━━ Information provided
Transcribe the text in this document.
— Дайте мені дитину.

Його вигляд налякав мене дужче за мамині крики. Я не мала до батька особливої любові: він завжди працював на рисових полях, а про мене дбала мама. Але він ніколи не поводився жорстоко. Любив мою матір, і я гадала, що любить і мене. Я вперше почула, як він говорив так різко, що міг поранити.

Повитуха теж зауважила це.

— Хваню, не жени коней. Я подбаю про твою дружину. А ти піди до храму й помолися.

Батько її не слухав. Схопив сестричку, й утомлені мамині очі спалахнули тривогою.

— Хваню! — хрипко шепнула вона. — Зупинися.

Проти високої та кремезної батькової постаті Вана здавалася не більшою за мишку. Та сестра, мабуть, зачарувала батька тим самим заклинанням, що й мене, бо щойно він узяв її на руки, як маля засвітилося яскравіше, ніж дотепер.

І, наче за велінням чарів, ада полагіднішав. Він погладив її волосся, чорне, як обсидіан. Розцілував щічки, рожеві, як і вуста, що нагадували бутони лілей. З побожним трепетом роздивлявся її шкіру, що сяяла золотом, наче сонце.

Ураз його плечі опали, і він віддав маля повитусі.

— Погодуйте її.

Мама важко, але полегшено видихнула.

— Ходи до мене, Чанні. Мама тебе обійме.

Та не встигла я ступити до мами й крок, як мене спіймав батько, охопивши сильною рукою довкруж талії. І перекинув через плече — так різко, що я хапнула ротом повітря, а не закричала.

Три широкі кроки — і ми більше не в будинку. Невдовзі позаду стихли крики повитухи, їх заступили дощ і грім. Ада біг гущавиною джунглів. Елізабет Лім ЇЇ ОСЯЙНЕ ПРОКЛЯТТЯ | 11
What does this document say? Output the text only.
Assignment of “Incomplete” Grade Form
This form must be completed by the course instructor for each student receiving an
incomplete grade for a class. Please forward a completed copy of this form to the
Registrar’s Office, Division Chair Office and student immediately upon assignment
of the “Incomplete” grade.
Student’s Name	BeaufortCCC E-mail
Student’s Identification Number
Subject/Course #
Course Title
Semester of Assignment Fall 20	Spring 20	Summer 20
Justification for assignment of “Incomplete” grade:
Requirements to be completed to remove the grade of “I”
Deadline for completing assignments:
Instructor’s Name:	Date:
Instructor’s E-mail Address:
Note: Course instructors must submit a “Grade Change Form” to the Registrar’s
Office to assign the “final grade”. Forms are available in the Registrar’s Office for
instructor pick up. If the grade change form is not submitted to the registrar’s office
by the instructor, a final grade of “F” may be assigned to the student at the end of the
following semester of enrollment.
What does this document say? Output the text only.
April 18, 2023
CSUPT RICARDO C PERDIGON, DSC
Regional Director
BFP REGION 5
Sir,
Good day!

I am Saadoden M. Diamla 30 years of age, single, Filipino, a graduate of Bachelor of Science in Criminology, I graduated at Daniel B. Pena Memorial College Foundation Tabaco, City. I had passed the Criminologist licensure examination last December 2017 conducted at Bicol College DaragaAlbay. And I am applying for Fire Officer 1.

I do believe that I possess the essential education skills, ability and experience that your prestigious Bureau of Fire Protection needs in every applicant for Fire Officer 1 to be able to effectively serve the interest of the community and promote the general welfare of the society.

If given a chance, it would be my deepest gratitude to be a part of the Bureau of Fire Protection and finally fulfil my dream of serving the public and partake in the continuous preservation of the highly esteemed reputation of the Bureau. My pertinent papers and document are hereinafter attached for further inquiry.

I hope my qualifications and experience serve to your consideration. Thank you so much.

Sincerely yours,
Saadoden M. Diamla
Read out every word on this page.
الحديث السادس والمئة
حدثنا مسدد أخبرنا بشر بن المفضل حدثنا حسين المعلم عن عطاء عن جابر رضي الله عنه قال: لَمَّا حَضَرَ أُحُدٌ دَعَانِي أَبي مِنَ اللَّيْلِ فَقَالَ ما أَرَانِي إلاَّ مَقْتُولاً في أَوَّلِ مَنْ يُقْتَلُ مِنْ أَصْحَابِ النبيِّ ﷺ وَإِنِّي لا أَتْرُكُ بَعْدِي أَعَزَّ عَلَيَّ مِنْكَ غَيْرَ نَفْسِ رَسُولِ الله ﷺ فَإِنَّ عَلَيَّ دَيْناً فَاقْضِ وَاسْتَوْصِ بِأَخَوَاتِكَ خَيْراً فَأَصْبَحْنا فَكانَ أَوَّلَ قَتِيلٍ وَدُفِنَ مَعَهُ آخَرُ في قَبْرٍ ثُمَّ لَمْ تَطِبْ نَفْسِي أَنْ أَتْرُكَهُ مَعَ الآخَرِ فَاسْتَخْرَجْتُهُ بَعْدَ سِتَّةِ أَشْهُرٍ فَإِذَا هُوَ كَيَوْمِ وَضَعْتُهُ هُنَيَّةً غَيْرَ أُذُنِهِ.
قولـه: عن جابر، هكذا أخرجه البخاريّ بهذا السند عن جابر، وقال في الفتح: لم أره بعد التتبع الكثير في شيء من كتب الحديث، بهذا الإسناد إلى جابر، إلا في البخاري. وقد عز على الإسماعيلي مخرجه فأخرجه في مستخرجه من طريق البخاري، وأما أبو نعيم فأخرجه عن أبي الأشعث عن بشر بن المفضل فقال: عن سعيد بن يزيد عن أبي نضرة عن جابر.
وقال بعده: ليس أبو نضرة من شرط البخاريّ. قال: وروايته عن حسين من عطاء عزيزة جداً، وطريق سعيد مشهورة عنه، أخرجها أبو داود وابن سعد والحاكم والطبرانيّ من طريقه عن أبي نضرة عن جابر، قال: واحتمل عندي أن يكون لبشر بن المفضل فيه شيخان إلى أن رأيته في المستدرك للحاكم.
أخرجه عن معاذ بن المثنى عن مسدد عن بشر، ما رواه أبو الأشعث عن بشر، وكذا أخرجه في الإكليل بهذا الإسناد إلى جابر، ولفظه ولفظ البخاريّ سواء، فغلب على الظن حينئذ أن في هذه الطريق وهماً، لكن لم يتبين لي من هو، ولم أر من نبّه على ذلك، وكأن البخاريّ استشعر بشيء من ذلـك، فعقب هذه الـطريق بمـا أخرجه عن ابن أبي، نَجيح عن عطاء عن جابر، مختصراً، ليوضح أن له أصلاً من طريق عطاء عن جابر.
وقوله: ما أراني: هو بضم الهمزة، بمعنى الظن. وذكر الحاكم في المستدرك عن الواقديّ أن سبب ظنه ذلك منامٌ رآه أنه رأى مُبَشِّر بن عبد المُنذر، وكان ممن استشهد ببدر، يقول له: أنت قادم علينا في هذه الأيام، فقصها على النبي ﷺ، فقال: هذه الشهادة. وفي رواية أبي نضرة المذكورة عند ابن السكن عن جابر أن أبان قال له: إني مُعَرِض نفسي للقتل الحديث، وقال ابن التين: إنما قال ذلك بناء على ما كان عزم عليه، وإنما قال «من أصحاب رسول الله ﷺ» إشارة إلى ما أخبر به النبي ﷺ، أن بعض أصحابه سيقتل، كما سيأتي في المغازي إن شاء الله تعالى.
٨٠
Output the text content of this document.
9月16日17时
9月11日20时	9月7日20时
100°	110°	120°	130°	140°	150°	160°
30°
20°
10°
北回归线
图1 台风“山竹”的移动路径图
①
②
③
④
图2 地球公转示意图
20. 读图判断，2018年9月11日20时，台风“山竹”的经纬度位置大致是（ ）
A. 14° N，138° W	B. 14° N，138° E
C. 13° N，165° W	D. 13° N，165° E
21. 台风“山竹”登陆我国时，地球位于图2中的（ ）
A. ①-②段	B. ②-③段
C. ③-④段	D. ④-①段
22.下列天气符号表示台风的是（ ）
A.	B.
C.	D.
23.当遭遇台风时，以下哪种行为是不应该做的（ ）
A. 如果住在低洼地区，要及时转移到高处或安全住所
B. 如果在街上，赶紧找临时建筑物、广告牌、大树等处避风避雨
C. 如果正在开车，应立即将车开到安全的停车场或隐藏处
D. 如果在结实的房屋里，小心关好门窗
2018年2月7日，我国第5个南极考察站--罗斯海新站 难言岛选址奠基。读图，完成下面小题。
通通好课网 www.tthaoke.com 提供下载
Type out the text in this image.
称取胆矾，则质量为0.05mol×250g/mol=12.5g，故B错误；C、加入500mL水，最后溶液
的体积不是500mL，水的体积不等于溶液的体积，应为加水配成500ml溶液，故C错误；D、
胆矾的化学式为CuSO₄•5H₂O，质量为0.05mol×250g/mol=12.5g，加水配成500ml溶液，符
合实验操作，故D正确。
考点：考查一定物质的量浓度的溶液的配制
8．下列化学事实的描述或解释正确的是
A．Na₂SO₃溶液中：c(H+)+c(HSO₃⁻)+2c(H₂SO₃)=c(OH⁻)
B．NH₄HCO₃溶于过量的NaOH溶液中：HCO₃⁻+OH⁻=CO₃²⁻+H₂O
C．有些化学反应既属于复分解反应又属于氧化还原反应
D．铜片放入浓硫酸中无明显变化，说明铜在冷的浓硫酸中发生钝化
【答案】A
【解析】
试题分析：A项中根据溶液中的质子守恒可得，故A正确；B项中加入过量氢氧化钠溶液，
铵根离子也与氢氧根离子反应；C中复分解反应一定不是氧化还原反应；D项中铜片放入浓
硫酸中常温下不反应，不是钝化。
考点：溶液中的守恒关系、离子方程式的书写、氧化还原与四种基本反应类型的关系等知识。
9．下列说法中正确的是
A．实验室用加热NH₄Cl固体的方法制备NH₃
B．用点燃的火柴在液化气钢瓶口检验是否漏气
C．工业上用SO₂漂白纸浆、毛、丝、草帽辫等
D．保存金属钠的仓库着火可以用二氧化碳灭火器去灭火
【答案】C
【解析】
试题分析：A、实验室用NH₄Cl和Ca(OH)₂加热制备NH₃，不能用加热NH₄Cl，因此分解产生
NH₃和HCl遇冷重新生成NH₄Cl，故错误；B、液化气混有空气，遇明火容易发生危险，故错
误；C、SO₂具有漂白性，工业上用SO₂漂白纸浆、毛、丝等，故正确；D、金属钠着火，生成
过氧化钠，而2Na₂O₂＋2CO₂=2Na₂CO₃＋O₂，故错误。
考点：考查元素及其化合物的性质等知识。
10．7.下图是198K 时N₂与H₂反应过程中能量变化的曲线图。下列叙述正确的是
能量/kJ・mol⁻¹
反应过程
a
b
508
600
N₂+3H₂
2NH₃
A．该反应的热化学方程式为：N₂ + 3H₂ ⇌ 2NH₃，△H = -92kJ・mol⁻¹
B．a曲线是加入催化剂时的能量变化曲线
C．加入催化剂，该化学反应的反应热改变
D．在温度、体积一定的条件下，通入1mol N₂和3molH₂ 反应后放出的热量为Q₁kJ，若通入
━━━━
§ Stated goal
A number is the only answer here: how many lines of the material above contain "بهذا"?

§ Reply
2